Task description
Output all the data exactly. Pictures do not belong in the copy.

Supplied entries
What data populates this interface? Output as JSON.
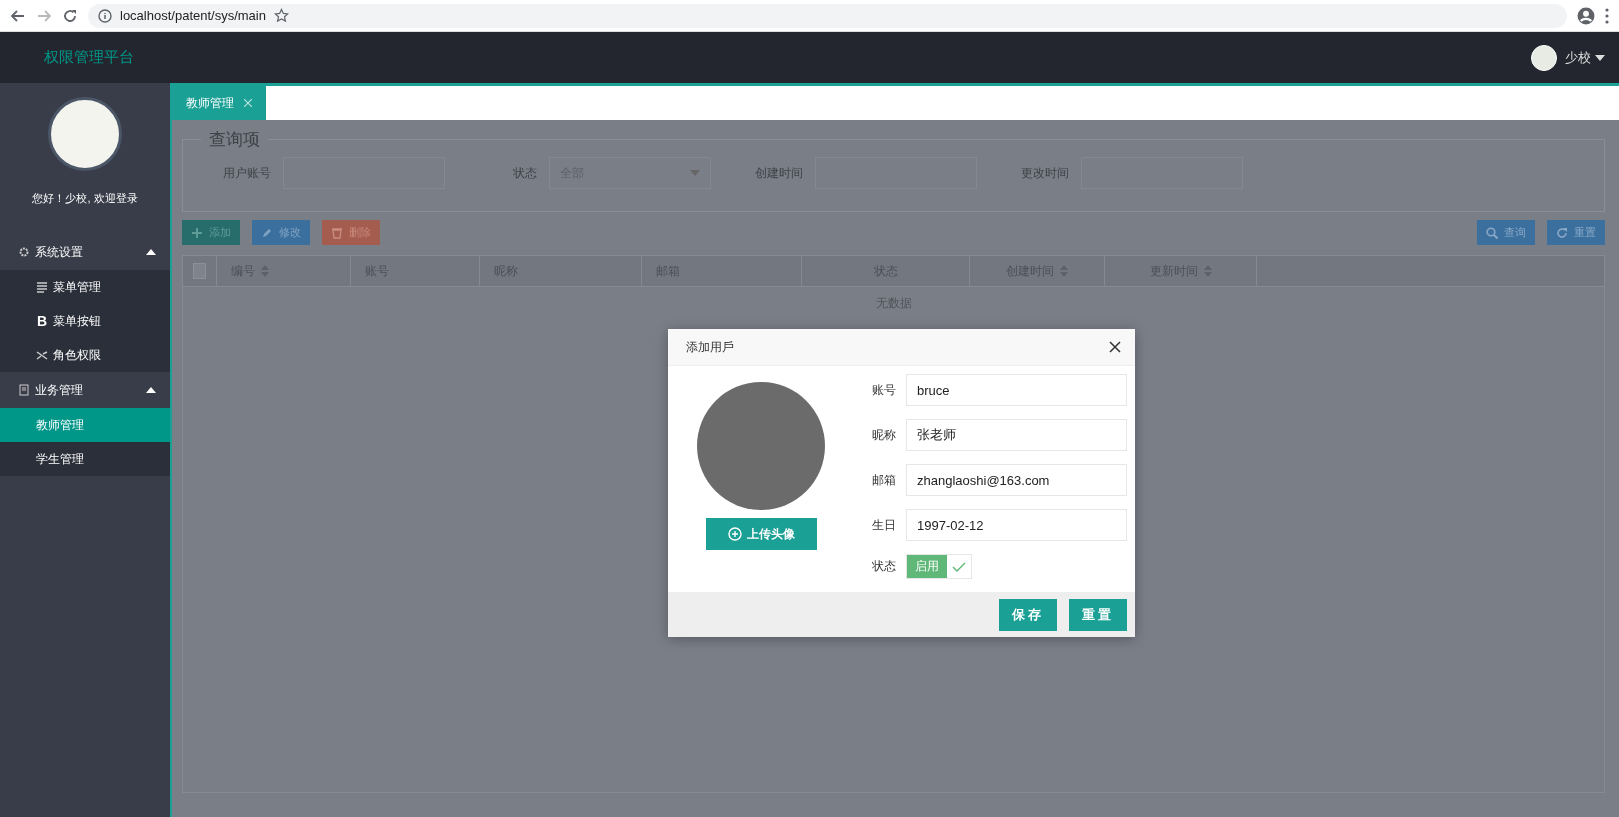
{
  "browser": {
    "url": "localhost/patent/sys/main"
  },
  "header": {
    "app_title": "权限管理平台",
    "user_name": "少校"
  },
  "sidebar": {
    "greeting": "您好！少校, 欢迎登录",
    "groups": [
      {
        "label": "系统设置",
        "expanded": true,
        "items": [
          {
            "label": "菜单管理",
            "selected": false
          },
          {
            "glyph": "B",
            "label": "菜单按钮",
            "selected": false
          },
          {
            "label": "角色权限",
            "selected": false
          }
        ]
      },
      {
        "label": "业务管理",
        "expanded": true,
        "items": [
          {
            "label": "教师管理",
            "selected": true
          },
          {
            "label": "学生管理",
            "selected": false
          }
        ]
      }
    ]
  },
  "tabs": [
    {
      "label": "教师管理",
      "selected": true
    }
  ],
  "query": {
    "legend": "查询项",
    "fields": [
      {
        "label": "用户账号",
        "kind": "input"
      },
      {
        "label": "状态",
        "kind": "select",
        "placeholder": "全部"
      },
      {
        "label": "创建时间",
        "kind": "input"
      },
      {
        "label": "更改时间",
        "kind": "input"
      }
    ]
  },
  "toolbar": {
    "left": [
      {
        "label": "添加",
        "kind": "add"
      },
      {
        "label": "修改",
        "kind": "edit"
      },
      {
        "label": "删除",
        "kind": "delete"
      }
    ],
    "right": [
      {
        "label": "查询",
        "kind": "search"
      },
      {
        "label": "重置",
        "kind": "refresh"
      }
    ]
  },
  "table": {
    "select_all_checked": false,
    "columns": [
      {
        "label": "编号",
        "sortable": true
      },
      {
        "label": "账号",
        "sortable": false
      },
      {
        "label": "昵称",
        "sortable": false
      },
      {
        "label": "邮箱",
        "sortable": false
      },
      {
        "label": "状态",
        "sortable": false
      },
      {
        "label": "创建时间",
        "sortable": true
      },
      {
        "label": "更新时间",
        "sortable": true
      }
    ],
    "empty_text": "无数据"
  },
  "dialog": {
    "title": "添加用戶",
    "upload_label": "上传头像",
    "fields": [
      {
        "label": "账号",
        "value": "bruce"
      },
      {
        "label": "昵称",
        "value": "张老师"
      },
      {
        "label": "邮箱",
        "value": "zhanglaoshi@163.com"
      },
      {
        "label": "生日",
        "value": "1997-02-12"
      }
    ],
    "status": {
      "label": "状态",
      "text": "启用",
      "on": true
    },
    "buttons": [
      {
        "label": "保存"
      },
      {
        "label": "重置"
      }
    ]
  }
}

Answer below
What data populates this interface? Output as JSON.
{
  "browser": {
    "url": "localhost/patent/sys/main"
  },
  "header": {
    "app_title": "权限管理平台",
    "user_name": "少校"
  },
  "sidebar": {
    "greeting": "您好！少校, 欢迎登录",
    "groups": [
      {
        "label": "系统设置",
        "expanded": true,
        "items": [
          {
            "label": "菜单管理",
            "selected": false
          },
          {
            "glyph": "B",
            "label": "菜单按钮",
            "selected": false
          },
          {
            "label": "角色权限",
            "selected": false
          }
        ]
      },
      {
        "label": "业务管理",
        "expanded": true,
        "items": [
          {
            "label": "教师管理",
            "selected": true
          },
          {
            "label": "学生管理",
            "selected": false
          }
        ]
      }
    ]
  },
  "tabs": [
    {
      "label": "教师管理",
      "selected": true
    }
  ],
  "query": {
    "legend": "查询项",
    "fields": [
      {
        "label": "用户账号",
        "kind": "input"
      },
      {
        "label": "状态",
        "kind": "select",
        "placeholder": "全部"
      },
      {
        "label": "创建时间",
        "kind": "input"
      },
      {
        "label": "更改时间",
        "kind": "input"
      }
    ]
  },
  "toolbar": {
    "left": [
      {
        "label": "添加",
        "kind": "add"
      },
      {
        "label": "修改",
        "kind": "edit"
      },
      {
        "label": "删除",
        "kind": "delete"
      }
    ],
    "right": [
      {
        "label": "查询",
        "kind": "search"
      },
      {
        "label": "重置",
        "kind": "refresh"
      }
    ]
  },
  "table": {
    "select_all_checked": false,
    "columns": [
      {
        "label": "编号",
        "sortable": true
      },
      {
        "label": "账号",
        "sortable": false
      },
      {
        "label": "昵称",
        "sortable": false
      },
      {
        "label": "邮箱",
        "sortable": false
      },
      {
        "label": "状态",
        "sortable": false
      },
      {
        "label": "创建时间",
        "sortable": true
      },
      {
        "label": "更新时间",
        "sortable": true
      }
    ],
    "empty_text": "无数据"
  },
  "dialog": {
    "title": "添加用戶",
    "upload_label": "上传头像",
    "fields": [
      {
        "label": "账号",
        "value": "bruce"
      },
      {
        "label": "昵称",
        "value": "张老师"
      },
      {
        "label": "邮箱",
        "value": "zhanglaoshi@163.com"
      },
      {
        "label": "生日",
        "value": "1997-02-12"
      }
    ],
    "status": {
      "label": "状态",
      "text": "启用",
      "on": true
    },
    "buttons": [
      {
        "label": "保存"
      },
      {
        "label": "重置"
      }
    ]
  }
}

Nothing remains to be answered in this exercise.